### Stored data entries
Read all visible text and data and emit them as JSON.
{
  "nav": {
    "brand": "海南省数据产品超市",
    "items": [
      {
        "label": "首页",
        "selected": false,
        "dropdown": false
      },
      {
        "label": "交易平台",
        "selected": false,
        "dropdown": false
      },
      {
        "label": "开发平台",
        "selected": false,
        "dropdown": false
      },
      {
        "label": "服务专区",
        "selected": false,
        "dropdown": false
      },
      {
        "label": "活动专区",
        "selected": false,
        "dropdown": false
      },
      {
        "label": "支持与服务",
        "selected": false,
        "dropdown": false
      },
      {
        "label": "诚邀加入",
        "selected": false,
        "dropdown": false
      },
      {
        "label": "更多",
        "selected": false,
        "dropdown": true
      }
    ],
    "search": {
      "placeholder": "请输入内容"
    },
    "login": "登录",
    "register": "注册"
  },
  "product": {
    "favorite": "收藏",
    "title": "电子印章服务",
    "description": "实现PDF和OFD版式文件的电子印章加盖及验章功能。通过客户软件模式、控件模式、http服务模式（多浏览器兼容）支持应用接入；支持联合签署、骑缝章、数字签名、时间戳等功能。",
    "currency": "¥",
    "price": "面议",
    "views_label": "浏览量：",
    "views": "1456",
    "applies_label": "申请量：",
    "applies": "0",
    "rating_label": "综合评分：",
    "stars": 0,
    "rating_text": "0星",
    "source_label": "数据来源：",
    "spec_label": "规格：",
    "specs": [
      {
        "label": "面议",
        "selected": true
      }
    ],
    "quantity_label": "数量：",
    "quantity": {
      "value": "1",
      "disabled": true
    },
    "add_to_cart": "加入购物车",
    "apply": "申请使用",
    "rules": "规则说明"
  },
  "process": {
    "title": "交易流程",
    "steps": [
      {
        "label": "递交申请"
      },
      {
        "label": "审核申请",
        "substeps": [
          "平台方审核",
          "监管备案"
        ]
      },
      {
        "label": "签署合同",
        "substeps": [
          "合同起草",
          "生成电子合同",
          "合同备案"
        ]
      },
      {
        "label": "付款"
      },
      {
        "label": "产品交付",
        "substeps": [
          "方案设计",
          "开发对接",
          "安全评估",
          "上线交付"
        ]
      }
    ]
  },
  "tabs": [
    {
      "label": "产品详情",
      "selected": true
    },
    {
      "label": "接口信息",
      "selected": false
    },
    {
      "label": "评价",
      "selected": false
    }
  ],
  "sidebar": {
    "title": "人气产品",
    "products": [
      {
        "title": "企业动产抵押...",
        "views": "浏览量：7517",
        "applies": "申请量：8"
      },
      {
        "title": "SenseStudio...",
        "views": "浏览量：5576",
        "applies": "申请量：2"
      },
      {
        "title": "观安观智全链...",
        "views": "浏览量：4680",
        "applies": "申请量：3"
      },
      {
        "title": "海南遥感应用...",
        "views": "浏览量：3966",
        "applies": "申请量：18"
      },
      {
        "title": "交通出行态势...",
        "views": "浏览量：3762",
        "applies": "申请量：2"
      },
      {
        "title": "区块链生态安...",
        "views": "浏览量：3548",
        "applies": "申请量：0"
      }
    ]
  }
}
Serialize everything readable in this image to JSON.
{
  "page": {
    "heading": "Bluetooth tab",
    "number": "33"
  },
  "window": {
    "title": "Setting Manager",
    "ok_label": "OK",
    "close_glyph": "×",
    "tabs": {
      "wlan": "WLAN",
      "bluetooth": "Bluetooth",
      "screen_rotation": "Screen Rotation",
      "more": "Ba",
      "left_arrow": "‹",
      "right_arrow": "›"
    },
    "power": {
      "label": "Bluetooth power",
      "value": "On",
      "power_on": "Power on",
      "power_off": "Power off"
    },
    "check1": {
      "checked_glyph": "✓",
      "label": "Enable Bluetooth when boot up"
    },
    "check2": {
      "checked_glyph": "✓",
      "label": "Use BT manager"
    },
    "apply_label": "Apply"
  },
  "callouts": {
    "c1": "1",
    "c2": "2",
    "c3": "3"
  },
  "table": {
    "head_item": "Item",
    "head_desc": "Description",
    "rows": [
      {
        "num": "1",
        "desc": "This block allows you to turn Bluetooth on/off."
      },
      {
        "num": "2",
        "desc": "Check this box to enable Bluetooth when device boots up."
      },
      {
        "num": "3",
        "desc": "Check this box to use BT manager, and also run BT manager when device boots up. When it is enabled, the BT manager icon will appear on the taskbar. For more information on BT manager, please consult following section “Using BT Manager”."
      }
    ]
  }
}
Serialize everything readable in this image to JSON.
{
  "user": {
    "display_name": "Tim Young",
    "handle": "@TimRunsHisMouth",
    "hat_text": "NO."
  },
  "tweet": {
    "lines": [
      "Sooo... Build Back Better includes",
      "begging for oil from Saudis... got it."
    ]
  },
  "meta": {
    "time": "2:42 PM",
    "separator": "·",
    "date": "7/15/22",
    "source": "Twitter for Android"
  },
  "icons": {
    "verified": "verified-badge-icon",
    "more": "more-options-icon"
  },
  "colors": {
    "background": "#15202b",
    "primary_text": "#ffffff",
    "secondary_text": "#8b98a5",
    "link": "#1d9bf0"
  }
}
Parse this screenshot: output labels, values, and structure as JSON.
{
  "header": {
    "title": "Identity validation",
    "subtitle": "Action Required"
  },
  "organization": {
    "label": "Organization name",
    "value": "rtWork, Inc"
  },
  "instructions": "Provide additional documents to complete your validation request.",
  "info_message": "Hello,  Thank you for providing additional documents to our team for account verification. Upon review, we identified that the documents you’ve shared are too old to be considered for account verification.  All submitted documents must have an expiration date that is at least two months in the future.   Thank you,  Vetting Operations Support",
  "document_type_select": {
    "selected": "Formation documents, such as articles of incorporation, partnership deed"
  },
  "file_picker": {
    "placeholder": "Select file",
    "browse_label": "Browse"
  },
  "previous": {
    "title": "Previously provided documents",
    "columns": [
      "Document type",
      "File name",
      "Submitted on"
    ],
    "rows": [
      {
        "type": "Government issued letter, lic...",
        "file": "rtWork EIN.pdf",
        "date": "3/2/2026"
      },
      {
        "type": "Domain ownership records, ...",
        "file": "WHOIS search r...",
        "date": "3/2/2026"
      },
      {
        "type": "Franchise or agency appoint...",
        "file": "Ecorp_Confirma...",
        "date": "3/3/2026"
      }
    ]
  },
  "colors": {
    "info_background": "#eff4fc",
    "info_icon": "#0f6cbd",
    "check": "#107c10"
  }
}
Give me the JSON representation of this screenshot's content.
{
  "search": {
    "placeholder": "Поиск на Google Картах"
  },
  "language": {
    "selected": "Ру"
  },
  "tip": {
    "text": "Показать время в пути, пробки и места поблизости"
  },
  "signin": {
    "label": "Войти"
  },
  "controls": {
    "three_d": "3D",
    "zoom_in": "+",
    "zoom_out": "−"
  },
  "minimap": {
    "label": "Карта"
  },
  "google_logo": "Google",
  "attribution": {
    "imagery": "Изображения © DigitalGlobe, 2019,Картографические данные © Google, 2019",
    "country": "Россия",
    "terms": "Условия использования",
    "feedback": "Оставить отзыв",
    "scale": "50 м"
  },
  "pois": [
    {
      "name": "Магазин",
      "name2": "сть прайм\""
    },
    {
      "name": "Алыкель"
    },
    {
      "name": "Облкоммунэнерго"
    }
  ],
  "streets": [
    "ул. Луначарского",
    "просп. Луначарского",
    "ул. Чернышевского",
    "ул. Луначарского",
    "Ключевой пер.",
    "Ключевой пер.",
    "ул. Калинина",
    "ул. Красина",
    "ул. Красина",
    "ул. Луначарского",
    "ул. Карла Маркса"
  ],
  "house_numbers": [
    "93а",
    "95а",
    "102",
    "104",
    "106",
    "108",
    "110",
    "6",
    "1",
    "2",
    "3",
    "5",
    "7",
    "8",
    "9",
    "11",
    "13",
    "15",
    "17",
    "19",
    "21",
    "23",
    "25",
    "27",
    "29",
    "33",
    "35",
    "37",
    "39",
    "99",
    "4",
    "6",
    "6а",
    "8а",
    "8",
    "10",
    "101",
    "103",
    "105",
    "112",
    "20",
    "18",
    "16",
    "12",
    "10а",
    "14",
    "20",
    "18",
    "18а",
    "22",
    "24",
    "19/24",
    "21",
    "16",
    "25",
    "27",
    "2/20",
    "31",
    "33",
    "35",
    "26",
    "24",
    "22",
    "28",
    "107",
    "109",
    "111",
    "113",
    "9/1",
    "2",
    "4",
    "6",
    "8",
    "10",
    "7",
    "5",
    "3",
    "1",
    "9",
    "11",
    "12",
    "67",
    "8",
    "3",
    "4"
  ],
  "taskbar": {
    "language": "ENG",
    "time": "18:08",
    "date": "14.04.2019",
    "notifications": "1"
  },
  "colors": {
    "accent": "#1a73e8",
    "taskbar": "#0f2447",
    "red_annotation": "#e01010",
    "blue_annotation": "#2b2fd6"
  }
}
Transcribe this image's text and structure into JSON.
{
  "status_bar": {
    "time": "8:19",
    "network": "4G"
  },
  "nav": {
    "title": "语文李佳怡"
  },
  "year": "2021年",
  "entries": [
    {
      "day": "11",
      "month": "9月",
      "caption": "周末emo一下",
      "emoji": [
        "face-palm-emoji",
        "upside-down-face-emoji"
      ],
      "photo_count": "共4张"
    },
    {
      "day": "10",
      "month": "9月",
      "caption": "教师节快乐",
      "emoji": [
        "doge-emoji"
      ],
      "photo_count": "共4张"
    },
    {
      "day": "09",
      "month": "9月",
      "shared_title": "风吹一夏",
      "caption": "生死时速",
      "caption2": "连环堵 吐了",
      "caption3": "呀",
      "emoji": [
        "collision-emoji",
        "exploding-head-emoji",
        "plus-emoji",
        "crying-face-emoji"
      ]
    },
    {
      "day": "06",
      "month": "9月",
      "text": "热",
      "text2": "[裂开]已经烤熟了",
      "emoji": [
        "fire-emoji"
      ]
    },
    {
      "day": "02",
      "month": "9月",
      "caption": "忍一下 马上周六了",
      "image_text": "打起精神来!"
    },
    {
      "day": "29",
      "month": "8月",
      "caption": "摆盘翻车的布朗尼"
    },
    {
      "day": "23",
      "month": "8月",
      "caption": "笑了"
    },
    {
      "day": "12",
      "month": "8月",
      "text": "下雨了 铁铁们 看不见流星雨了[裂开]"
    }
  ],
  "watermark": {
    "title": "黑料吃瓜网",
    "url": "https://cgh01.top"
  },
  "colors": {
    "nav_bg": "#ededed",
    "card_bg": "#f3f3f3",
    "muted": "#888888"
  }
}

### Short task
Answer with one number: how many lines in the listing hold "rtWork".

### Exercise response
2